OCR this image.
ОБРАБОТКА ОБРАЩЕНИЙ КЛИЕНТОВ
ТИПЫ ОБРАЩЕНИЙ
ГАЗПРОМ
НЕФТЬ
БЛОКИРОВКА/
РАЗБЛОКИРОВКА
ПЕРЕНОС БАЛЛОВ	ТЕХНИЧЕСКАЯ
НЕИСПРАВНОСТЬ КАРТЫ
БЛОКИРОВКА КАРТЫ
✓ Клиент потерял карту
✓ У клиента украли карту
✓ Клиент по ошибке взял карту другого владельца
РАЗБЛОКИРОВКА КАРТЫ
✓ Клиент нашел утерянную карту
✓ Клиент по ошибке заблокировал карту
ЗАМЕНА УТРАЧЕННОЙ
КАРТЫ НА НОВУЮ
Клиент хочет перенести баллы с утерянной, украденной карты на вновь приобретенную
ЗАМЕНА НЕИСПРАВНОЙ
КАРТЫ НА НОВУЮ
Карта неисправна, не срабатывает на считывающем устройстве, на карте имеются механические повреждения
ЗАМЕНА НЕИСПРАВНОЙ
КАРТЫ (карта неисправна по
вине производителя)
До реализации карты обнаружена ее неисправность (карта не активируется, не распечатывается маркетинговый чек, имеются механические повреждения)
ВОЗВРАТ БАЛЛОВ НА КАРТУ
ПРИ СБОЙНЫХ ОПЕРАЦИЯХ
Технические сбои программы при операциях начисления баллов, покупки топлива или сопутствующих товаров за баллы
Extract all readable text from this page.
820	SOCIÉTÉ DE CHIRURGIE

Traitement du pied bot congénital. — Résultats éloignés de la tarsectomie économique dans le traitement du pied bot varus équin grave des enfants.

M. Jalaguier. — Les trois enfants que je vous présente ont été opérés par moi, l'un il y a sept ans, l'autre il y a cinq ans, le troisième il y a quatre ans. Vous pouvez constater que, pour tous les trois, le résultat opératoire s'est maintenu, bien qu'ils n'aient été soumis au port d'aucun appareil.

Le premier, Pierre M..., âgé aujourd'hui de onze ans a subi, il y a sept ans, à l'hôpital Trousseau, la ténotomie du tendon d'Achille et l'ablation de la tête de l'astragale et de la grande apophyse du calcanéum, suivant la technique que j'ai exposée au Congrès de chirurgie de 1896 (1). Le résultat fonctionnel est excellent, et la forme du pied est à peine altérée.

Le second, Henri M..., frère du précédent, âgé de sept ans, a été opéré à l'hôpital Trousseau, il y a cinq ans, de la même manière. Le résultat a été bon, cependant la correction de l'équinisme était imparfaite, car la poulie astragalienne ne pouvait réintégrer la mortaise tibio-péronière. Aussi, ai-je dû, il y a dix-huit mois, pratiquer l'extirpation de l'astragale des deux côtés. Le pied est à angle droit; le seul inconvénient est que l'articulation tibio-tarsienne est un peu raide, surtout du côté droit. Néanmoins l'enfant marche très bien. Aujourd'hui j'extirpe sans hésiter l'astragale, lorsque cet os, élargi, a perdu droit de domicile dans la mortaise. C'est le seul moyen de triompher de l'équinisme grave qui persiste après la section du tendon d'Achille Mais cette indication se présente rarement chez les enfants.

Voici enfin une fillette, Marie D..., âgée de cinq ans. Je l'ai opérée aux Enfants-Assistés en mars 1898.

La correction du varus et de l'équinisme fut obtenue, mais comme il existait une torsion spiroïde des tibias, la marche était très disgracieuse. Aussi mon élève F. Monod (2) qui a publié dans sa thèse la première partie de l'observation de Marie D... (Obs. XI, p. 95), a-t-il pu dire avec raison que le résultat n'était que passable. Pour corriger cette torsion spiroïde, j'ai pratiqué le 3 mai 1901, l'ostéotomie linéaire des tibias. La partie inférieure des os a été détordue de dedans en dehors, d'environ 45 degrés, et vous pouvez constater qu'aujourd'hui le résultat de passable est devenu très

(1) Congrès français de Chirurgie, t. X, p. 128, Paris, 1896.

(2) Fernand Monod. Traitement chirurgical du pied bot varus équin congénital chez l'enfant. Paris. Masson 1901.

**Written exercise:** Every line of the data above should be copied exactly.

**Written answer:**
OCR this image.
ОБРАБОТКА ОБРАЩЕНИЙ КЛИЕНТОВ
ТИПЫ ОБРАЩЕНИЙ
ГАЗПРОМ
НЕФТЬ
БЛОКИРОВКА/
РАЗБЛОКИРОВКА
ПЕРЕНОС БАЛЛОВ	ТЕХНИЧЕСКАЯ
НЕИСПРАВНОСТЬ КАРТЫ
БЛОКИРОВКА КАРТЫ
✓ Клиент потерял карту
✓ У клиента украли карту
✓ Клиент по ошибке взял карту другого владельца
РАЗБЛОКИРОВКА КАРТЫ
✓ Клиент нашел утерянную карту
✓ Клиент по ошибке заблокировал карту
ЗАМЕНА УТРАЧЕННОЙ
КАРТЫ НА НОВУЮ
Клиент хочет перенести баллы с утерянной, украденной карты на вновь приобретенную
ЗАМЕНА НЕИСПРАВНОЙ
КАРТЫ НА НОВУЮ
Карта неисправна, не срабатывает на считывающем устройстве, на карте имеются механические повреждения
ЗАМЕНА НЕИСПРАВНОЙ
КАРТЫ (карта неисправна по
вине производителя)
До реализации карты обнаружена ее неисправность (карта не активируется, не распечатывается маркетинговый чек, имеются механические повреждения)
ВОЗВРАТ БАЛЛОВ НА КАРТУ
ПРИ СБОЙНЫХ ОПЕРАЦИЯХ
Технические сбои программы при операциях начисления баллов, покупки топлива или сопутствующих товаров за баллы
Extract all readable text from this page.
820	SOCIÉTÉ DE CHIRURGIE

Traitement du pied bot congénital. — Résultats éloignés de la tarsectomie économique dans le traitement du pied bot varus équin grave des enfants.

M. Jalaguier. — Les trois enfants que je vous présente ont été opérés par moi, l'un il y a sept ans, l'autre il y a cinq ans, le troisième il y a quatre ans. Vous pouvez constater que, pour tous les trois, le résultat opératoire s'est maintenu, bien qu'ils n'aient été soumis au port d'aucun appareil.

Le premier, Pierre M..., âgé aujourd'hui de onze ans a subi, il y a sept ans, à l'hôpital Trousseau, la ténotomie du tendon d'Achille et l'ablation de la tête de l'astragale et de la grande apophyse du calcanéum, suivant la technique que j'ai exposée au Congrès de chirurgie de 1896 (1). Le résultat fonctionnel est excellent, et la forme du pied est à peine altérée.

Le second, Henri M..., frère du précédent, âgé de sept ans, a été opéré à l'hôpital Trousseau, il y a cinq ans, de la même manière. Le résultat a été bon, cependant la correction de l'équinisme était imparfaite, car la poulie astragalienne ne pouvait réintégrer la mortaise tibio-péronière. Aussi, ai-je dû, il y a dix-huit mois, pratiquer l'extirpation de l'astragale des deux côtés. Le pied est à angle droit; le seul inconvénient est que l'articulation tibio-tarsienne est un peu raide, surtout du côté droit. Néanmoins l'enfant marche très bien. Aujourd'hui j'extirpe sans hésiter l'astragale, lorsque cet os, élargi, a perdu droit de domicile dans la mortaise. C'est le seul moyen de triompher de l'équinisme grave qui persiste après la section du tendon d'Achille Mais cette indication se présente rarement chez les enfants.

Voici enfin une fillette, Marie D..., âgée de cinq ans. Je l'ai opérée aux Enfants-Assistés en mars 1898.

La correction du varus et de l'équinisme fut obtenue, mais comme il existait une torsion spiroïde des tibias, la marche était très disgracieuse. Aussi mon élève F. Monod (2) qui a publié dans sa thèse la première partie de l'observation de Marie D... (Obs. XI, p. 95), a-t-il pu dire avec raison que le résultat n'était que passable. Pour corriger cette torsion spiroïde, j'ai pratiqué le 3 mai 1901, l'ostéotomie linéaire des tibias. La partie inférieure des os a été détordue de dedans en dehors, d'environ 45 degrés, et vous pouvez constater qu'aujourd'hui le résultat de passable est devenu très

(1) Congrès français de Chirurgie, t. X, p. 128, Paris, 1896.

(2) Fernand Monod. Traitement chirurgical du pied bot varus équin congénital chez l'enfant. Paris. Masson 1901.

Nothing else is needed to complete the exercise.